## Exercise
Every line of the records below should be restated exactly.

[Data entries]
* * * * * * *

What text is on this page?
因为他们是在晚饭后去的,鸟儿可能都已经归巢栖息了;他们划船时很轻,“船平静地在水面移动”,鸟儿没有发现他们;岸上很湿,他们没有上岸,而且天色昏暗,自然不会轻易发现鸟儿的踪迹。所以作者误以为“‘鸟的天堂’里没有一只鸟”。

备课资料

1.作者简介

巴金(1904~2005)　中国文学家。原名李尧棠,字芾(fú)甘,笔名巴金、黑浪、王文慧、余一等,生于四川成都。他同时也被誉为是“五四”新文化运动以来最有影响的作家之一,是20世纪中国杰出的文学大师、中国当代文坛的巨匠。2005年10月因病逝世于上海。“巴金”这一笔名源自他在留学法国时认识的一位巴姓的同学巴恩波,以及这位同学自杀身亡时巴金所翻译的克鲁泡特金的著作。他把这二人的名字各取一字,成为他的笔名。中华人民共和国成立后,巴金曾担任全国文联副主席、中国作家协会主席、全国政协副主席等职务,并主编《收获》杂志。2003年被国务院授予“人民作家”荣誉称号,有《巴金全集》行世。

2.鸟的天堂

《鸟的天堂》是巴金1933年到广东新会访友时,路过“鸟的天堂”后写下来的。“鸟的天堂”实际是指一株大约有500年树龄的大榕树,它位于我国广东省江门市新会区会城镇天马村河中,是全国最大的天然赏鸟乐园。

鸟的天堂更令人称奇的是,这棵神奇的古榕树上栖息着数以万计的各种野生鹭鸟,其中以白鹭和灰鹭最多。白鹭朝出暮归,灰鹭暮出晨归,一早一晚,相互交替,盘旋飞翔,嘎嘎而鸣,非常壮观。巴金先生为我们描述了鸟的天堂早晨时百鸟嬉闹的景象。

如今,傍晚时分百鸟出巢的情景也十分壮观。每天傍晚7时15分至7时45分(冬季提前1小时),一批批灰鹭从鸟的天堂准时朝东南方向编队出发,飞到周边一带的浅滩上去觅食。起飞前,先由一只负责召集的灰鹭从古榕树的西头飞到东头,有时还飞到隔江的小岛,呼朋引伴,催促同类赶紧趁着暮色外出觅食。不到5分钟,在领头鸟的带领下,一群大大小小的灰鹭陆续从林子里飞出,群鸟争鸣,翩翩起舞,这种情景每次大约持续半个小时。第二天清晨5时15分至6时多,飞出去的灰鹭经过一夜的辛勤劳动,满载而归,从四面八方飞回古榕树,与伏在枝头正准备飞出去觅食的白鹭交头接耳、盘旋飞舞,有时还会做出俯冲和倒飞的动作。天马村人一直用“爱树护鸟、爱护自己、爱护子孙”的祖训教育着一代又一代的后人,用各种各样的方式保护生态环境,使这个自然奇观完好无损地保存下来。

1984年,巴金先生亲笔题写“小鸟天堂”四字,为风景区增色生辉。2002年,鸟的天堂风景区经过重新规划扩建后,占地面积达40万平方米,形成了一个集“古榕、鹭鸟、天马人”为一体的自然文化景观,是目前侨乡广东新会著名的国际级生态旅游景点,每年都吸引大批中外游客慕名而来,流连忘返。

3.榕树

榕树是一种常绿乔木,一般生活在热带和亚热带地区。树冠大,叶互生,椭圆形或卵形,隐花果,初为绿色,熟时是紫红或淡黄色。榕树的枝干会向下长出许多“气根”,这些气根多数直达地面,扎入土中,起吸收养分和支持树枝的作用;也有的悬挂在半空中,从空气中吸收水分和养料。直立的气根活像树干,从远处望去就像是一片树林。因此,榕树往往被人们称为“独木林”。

* * * * * * *

## The completed task
What text is on this page?
因为他们是在晚饭后去的,鸟儿可能都已经归巢栖息了;他们划船时很轻,“船平静地在水面移动”,鸟儿没有发现他们;岸上很湿,他们没有上岸,而且天色昏暗,自然不会轻易发现鸟儿的踪迹。所以作者误以为“‘鸟的天堂’里没有一只鸟”。

备课资料

1.作者简介

巴金(1904~2005)　中国文学家。原名李尧棠,字芾(fú)甘,笔名巴金、黑浪、王文慧、余一等,生于四川成都。他同时也被誉为是“五四”新文化运动以来最有影响的作家之一,是20世纪中国杰出的文学大师、中国当代文坛的巨匠。2005年10月因病逝世于上海。“巴金”这一笔名源自他在留学法国时认识的一位巴姓的同学巴恩波,以及这位同学自杀身亡时巴金所翻译的克鲁泡特金的著作。他把这二人的名字各取一字,成为他的笔名。中华人民共和国成立后,巴金曾担任全国文联副主席、中国作家协会主席、全国政协副主席等职务,并主编《收获》杂志。2003年被国务院授予“人民作家”荣誉称号,有《巴金全集》行世。

2.鸟的天堂

《鸟的天堂》是巴金1933年到广东新会访友时,路过“鸟的天堂”后写下来的。“鸟的天堂”实际是指一株大约有500年树龄的大榕树,它位于我国广东省江门市新会区会城镇天马村河中,是全国最大的天然赏鸟乐园。

鸟的天堂更令人称奇的是,这棵神奇的古榕树上栖息着数以万计的各种野生鹭鸟,其中以白鹭和灰鹭最多。白鹭朝出暮归,灰鹭暮出晨归,一早一晚,相互交替,盘旋飞翔,嘎嘎而鸣,非常壮观。巴金先生为我们描述了鸟的天堂早晨时百鸟嬉闹的景象。

如今,傍晚时分百鸟出巢的情景也十分壮观。每天傍晚7时15分至7时45分(冬季提前1小时),一批批灰鹭从鸟的天堂准时朝东南方向编队出发,飞到周边一带的浅滩上去觅食。起飞前,先由一只负责召集的灰鹭从古榕树的西头飞到东头,有时还飞到隔江的小岛,呼朋引伴,催促同类赶紧趁着暮色外出觅食。不到5分钟,在领头鸟的带领下,一群大大小小的灰鹭陆续从林子里飞出,群鸟争鸣,翩翩起舞,这种情景每次大约持续半个小时。第二天清晨5时15分至6时多,飞出去的灰鹭经过一夜的辛勤劳动,满载而归,从四面八方飞回古榕树,与伏在枝头正准备飞出去觅食的白鹭交头接耳、盘旋飞舞,有时还会做出俯冲和倒飞的动作。天马村人一直用“爱树护鸟、爱护自己、爱护子孙”的祖训教育着一代又一代的后人,用各种各样的方式保护生态环境,使这个自然奇观完好无损地保存下来。

1984年,巴金先生亲笔题写“小鸟天堂”四字,为风景区增色生辉。2002年,鸟的天堂风景区经过重新规划扩建后,占地面积达40万平方米,形成了一个集“古榕、鹭鸟、天马人”为一体的自然文化景观,是目前侨乡广东新会著名的国际级生态旅游景点,每年都吸引大批中外游客慕名而来,流连忘返。

3.榕树

榕树是一种常绿乔木,一般生活在热带和亚热带地区。树冠大,叶互生,椭圆形或卵形,隐花果,初为绿色,熟时是紫红或淡黄色。榕树的枝干会向下长出许多“气根”,这些气根多数直达地面,扎入土中,起吸收养分和支持树枝的作用;也有的悬挂在半空中,从空气中吸收水分和养料。直立的气根活像树干,从远处望去就像是一片树林。因此,榕树往往被人们称为“独木林”。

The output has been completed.